[What needs to be done]:
Scan the records for the string "السكري"; copy each line where it occurs.

[Available records]:
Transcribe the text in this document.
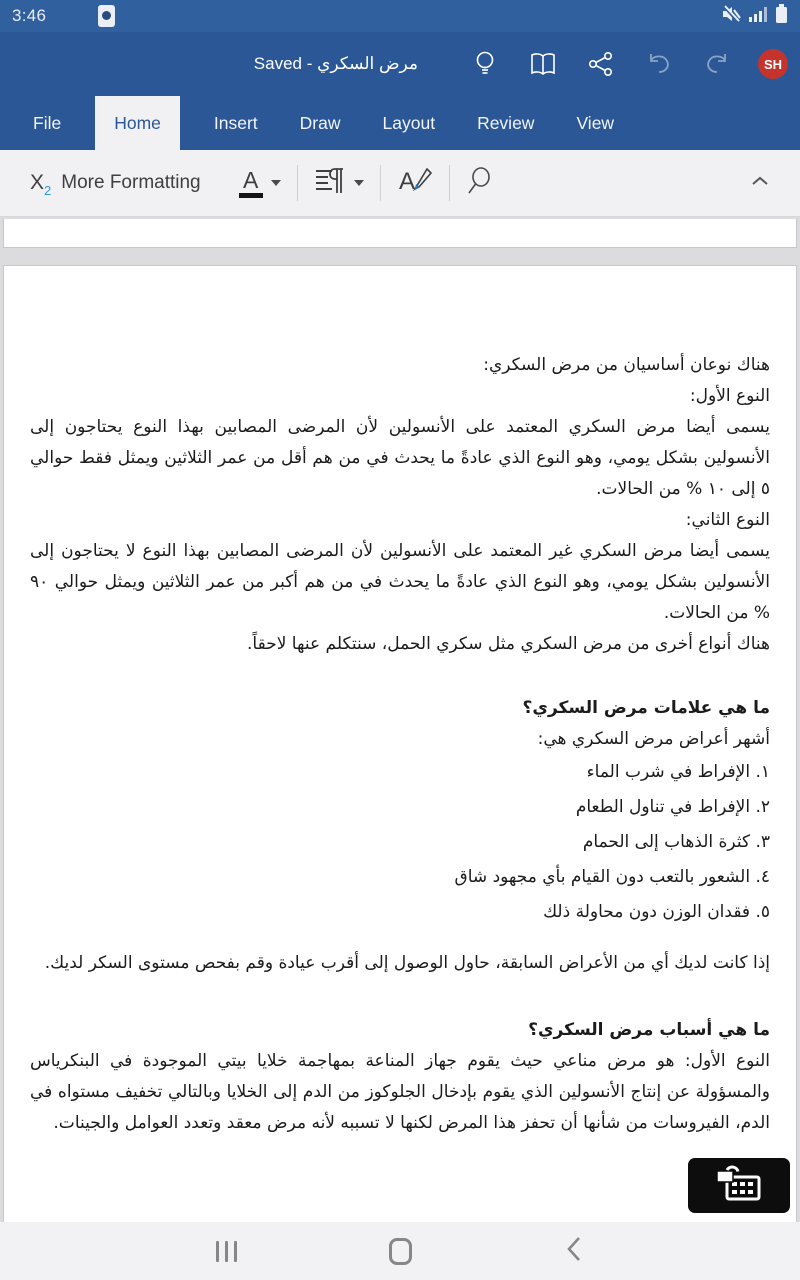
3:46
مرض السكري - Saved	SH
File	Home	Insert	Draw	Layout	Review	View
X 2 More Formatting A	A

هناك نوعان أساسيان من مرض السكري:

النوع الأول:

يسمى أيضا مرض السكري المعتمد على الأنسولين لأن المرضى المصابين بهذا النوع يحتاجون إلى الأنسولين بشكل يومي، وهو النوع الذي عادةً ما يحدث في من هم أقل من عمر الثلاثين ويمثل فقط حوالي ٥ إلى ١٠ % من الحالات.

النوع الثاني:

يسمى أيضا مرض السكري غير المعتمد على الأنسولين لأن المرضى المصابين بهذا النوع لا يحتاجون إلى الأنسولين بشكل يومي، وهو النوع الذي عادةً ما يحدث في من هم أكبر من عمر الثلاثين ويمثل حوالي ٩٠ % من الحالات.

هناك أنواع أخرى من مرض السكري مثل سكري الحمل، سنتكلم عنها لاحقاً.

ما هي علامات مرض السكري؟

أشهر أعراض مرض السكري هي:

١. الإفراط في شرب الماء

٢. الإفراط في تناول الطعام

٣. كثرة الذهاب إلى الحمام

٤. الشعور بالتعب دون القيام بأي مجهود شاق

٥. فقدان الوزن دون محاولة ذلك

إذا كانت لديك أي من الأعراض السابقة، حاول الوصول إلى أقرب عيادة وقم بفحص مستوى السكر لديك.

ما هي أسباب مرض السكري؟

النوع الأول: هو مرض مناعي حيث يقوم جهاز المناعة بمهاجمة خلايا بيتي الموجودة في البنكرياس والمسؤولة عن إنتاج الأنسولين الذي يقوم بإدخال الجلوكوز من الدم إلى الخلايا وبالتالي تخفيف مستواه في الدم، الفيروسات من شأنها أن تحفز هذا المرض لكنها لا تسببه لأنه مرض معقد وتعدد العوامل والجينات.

---

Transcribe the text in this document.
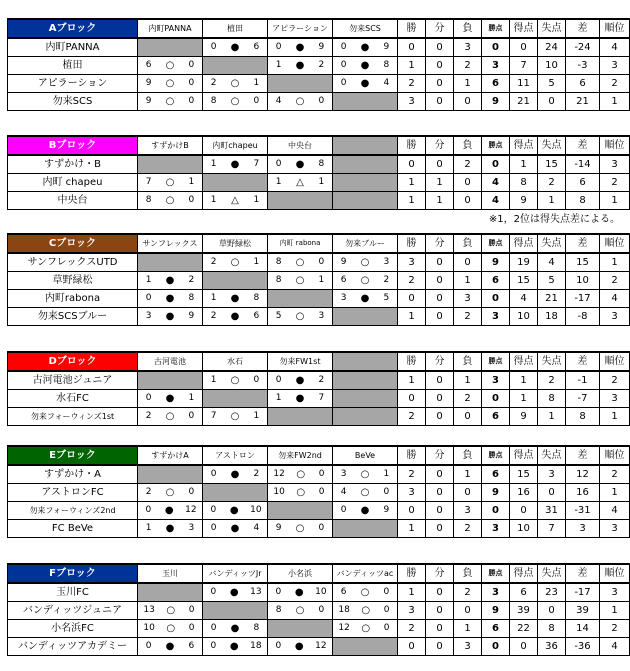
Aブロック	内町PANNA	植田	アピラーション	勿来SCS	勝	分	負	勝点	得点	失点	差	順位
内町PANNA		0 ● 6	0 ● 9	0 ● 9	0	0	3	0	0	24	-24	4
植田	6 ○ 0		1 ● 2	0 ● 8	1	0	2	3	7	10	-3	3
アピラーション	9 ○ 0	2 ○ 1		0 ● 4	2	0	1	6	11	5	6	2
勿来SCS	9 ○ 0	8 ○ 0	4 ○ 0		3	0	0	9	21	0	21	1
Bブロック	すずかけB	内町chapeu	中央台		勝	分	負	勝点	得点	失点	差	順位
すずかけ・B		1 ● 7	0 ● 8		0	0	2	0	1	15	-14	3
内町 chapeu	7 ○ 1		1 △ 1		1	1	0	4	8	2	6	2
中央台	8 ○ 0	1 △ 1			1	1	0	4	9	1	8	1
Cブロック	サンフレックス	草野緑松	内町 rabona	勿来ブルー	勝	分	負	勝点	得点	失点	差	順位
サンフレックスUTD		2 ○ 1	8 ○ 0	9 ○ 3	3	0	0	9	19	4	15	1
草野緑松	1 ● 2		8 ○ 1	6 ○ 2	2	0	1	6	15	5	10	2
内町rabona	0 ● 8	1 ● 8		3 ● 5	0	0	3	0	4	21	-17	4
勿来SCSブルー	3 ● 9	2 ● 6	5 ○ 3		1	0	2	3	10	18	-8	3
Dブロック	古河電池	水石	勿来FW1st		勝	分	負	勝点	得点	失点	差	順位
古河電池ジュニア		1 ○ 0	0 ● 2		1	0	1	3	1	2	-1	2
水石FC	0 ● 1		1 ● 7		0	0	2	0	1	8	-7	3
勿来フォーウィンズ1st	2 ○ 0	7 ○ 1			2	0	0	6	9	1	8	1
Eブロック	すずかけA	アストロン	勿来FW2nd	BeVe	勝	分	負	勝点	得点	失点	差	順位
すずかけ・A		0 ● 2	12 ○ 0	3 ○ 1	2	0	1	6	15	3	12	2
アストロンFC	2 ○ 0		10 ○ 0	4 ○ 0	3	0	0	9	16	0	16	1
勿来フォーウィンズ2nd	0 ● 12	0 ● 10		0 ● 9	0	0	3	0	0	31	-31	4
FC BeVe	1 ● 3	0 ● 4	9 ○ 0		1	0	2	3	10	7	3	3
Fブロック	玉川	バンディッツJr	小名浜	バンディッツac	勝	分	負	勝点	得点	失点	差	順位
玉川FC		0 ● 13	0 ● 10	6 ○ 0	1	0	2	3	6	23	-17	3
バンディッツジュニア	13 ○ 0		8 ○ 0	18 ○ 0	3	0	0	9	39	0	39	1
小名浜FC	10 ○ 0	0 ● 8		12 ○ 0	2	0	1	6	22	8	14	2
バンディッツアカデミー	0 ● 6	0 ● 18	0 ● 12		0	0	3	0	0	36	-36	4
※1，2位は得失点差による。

[Response to this task]:
مرض السكري - Saved	SH
هناك نوعان أساسيان من مرض السكري:
يسمى أيضا مرض السكري المعتمد على الأنسولين لأن المرضى المصابين بهذا النوع يحتاجون إلى الأنسولين بشكل يومي، وهو النوع الذي عادةً ما يحدث في من هم أقل من عمر الثلاثين ويمثل فقط حوالي ٥ إلى ١٠ % من الحالات.
يسمى أيضا مرض السكري غير المعتمد على الأنسولين لأن المرضى المصابين بهذا النوع لا يحتاجون إلى الأنسولين بشكل يومي، وهو النوع الذي عادةً ما يحدث في من هم أكبر من عمر الثلاثين ويمثل حوالي ٩٠ % من الحالات.
هناك أنواع أخرى من مرض السكري مثل سكري الحمل، سنتكلم عنها لاحقاً.
ما هي علامات مرض السكري؟
أشهر أعراض مرض السكري هي:
ما هي أسباب مرض السكري؟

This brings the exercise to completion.